▶ **Goal of the exercise**
Retype the complete listing exactly as it appears.

-- begin Information supplied --

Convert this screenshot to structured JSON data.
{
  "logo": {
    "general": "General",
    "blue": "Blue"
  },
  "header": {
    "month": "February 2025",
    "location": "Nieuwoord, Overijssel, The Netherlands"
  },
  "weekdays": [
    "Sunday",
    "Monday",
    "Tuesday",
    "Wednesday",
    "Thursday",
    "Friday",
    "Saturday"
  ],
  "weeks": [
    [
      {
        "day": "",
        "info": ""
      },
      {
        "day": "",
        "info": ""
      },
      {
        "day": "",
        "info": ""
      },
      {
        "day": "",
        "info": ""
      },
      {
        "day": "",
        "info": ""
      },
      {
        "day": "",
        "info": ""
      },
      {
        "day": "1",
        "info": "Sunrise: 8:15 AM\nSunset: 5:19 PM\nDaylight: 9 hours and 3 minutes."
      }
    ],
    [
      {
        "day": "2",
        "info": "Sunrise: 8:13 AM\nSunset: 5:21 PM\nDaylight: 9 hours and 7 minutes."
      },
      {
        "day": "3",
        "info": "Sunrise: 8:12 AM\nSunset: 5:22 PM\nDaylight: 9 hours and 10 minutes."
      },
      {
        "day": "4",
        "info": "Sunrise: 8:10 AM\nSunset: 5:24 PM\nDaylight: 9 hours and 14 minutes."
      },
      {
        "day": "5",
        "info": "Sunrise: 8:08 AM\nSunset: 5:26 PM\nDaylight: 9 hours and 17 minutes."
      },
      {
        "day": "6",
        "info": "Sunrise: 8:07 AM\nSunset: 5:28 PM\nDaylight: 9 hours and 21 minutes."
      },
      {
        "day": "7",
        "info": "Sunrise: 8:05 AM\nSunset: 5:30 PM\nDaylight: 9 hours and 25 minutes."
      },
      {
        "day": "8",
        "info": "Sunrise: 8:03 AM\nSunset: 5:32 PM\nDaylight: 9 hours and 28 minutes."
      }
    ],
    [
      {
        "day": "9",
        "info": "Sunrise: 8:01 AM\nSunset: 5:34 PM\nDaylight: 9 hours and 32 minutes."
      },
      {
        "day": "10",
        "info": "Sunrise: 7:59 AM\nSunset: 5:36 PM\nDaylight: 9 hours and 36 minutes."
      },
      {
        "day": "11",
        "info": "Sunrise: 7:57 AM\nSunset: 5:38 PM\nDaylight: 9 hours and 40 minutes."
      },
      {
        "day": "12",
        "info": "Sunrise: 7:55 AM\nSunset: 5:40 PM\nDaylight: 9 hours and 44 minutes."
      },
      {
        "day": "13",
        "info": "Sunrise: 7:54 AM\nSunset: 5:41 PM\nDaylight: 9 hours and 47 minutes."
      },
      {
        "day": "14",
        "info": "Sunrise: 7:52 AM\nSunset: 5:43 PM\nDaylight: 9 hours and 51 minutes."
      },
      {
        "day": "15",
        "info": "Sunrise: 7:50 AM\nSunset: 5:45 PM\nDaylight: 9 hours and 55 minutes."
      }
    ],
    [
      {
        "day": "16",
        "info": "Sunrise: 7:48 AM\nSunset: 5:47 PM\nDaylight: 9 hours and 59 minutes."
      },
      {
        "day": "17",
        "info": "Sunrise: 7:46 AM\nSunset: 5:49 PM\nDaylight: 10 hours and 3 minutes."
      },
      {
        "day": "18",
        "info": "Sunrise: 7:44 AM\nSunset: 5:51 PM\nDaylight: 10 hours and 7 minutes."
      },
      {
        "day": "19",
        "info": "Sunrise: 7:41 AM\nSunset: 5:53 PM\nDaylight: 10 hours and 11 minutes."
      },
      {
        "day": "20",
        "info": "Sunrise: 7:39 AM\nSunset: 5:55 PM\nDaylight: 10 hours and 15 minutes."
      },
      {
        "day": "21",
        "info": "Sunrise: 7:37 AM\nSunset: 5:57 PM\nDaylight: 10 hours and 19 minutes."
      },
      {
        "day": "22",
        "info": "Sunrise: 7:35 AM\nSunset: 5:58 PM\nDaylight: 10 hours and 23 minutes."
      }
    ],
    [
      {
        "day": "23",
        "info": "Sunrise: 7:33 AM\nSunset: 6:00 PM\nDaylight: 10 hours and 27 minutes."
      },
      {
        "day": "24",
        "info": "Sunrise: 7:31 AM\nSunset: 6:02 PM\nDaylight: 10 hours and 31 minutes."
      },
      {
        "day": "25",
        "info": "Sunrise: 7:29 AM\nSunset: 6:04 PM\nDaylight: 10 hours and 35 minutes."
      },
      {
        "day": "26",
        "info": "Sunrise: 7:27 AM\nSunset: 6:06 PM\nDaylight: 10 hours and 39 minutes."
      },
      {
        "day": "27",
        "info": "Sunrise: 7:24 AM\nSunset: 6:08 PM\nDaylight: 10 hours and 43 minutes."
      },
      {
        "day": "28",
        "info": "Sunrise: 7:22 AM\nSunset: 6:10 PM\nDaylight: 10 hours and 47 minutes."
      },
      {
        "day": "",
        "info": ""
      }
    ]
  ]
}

-- end Information supplied --

▶ **Final result**
Convert this screenshot to structured JSON data.
{
  "logo": {
    "general": "General",
    "blue": "Blue"
  },
  "header": {
    "month": "February 2025",
    "location": "Nieuwoord, Overijssel, The Netherlands"
  },
  "weekdays": [
    "Sunday",
    "Monday",
    "Tuesday",
    "Wednesday",
    "Thursday",
    "Friday",
    "Saturday"
  ],
  "weeks": [
    [
      {
        "day": "",
        "info": ""
      },
      {
        "day": "",
        "info": ""
      },
      {
        "day": "",
        "info": ""
      },
      {
        "day": "",
        "info": ""
      },
      {
        "day": "",
        "info": ""
      },
      {
        "day": "",
        "info": ""
      },
      {
        "day": "1",
        "info": "Sunrise: 8:15 AM\nSunset: 5:19 PM\nDaylight: 9 hours and 3 minutes."
      }
    ],
    [
      {
        "day": "2",
        "info": "Sunrise: 8:13 AM\nSunset: 5:21 PM\nDaylight: 9 hours and 7 minutes."
      },
      {
        "day": "3",
        "info": "Sunrise: 8:12 AM\nSunset: 5:22 PM\nDaylight: 9 hours and 10 minutes."
      },
      {
        "day": "4",
        "info": "Sunrise: 8:10 AM\nSunset: 5:24 PM\nDaylight: 9 hours and 14 minutes."
      },
      {
        "day": "5",
        "info": "Sunrise: 8:08 AM\nSunset: 5:26 PM\nDaylight: 9 hours and 17 minutes."
      },
      {
        "day": "6",
        "info": "Sunrise: 8:07 AM\nSunset: 5:28 PM\nDaylight: 9 hours and 21 minutes."
      },
      {
        "day": "7",
        "info": "Sunrise: 8:05 AM\nSunset: 5:30 PM\nDaylight: 9 hours and 25 minutes."
      },
      {
        "day": "8",
        "info": "Sunrise: 8:03 AM\nSunset: 5:32 PM\nDaylight: 9 hours and 28 minutes."
      }
    ],
    [
      {
        "day": "9",
        "info": "Sunrise: 8:01 AM\nSunset: 5:34 PM\nDaylight: 9 hours and 32 minutes."
      },
      {
        "day": "10",
        "info": "Sunrise: 7:59 AM\nSunset: 5:36 PM\nDaylight: 9 hours and 36 minutes."
      },
      {
        "day": "11",
        "info": "Sunrise: 7:57 AM\nSunset: 5:38 PM\nDaylight: 9 hours and 40 minutes."
      },
      {
        "day": "12",
        "info": "Sunrise: 7:55 AM\nSunset: 5:40 PM\nDaylight: 9 hours and 44 minutes."
      },
      {
        "day": "13",
        "info": "Sunrise: 7:54 AM\nSunset: 5:41 PM\nDaylight: 9 hours and 47 minutes."
      },
      {
        "day": "14",
        "info": "Sunrise: 7:52 AM\nSunset: 5:43 PM\nDaylight: 9 hours and 51 minutes."
      },
      {
        "day": "15",
        "info": "Sunrise: 7:50 AM\nSunset: 5:45 PM\nDaylight: 9 hours and 55 minutes."
      }
    ],
    [
      {
        "day": "16",
        "info": "Sunrise: 7:48 AM\nSunset: 5:47 PM\nDaylight: 9 hours and 59 minutes."
      },
      {
        "day": "17",
        "info": "Sunrise: 7:46 AM\nSunset: 5:49 PM\nDaylight: 10 hours and 3 minutes."
      },
      {
        "day": "18",
        "info": "Sunrise: 7:44 AM\nSunset: 5:51 PM\nDaylight: 10 hours and 7 minutes."
      },
      {
        "day": "19",
        "info": "Sunrise: 7:41 AM\nSunset: 5:53 PM\nDaylight: 10 hours and 11 minutes."
      },
      {
        "day": "20",
        "info": "Sunrise: 7:39 AM\nSunset: 5:55 PM\nDaylight: 10 hours and 15 minutes."
      },
      {
        "day": "21",
        "info": "Sunrise: 7:37 AM\nSunset: 5:57 PM\nDaylight: 10 hours and 19 minutes."
      },
      {
        "day": "22",
        "info": "Sunrise: 7:35 AM\nSunset: 5:58 PM\nDaylight: 10 hours and 23 minutes."
      }
    ],
    [
      {
        "day": "23",
        "info": "Sunrise: 7:33 AM\nSunset: 6:00 PM\nDaylight: 10 hours and 27 minutes."
      },
      {
        "day": "24",
        "info": "Sunrise: 7:31 AM\nSunset: 6:02 PM\nDaylight: 10 hours and 31 minutes."
      },
      {
        "day": "25",
        "info": "Sunrise: 7:29 AM\nSunset: 6:04 PM\nDaylight: 10 hours and 35 minutes."
      },
      {
        "day": "26",
        "info": "Sunrise: 7:27 AM\nSunset: 6:06 PM\nDaylight: 10 hours and 39 minutes."
      },
      {
        "day": "27",
        "info": "Sunrise: 7:24 AM\nSunset: 6:08 PM\nDaylight: 10 hours and 43 minutes."
      },
      {
        "day": "28",
        "info": "Sunrise: 7:22 AM\nSunset: 6:10 PM\nDaylight: 10 hours and 47 minutes."
      },
      {
        "day": "",
        "info": ""
      }
    ]
  ]
}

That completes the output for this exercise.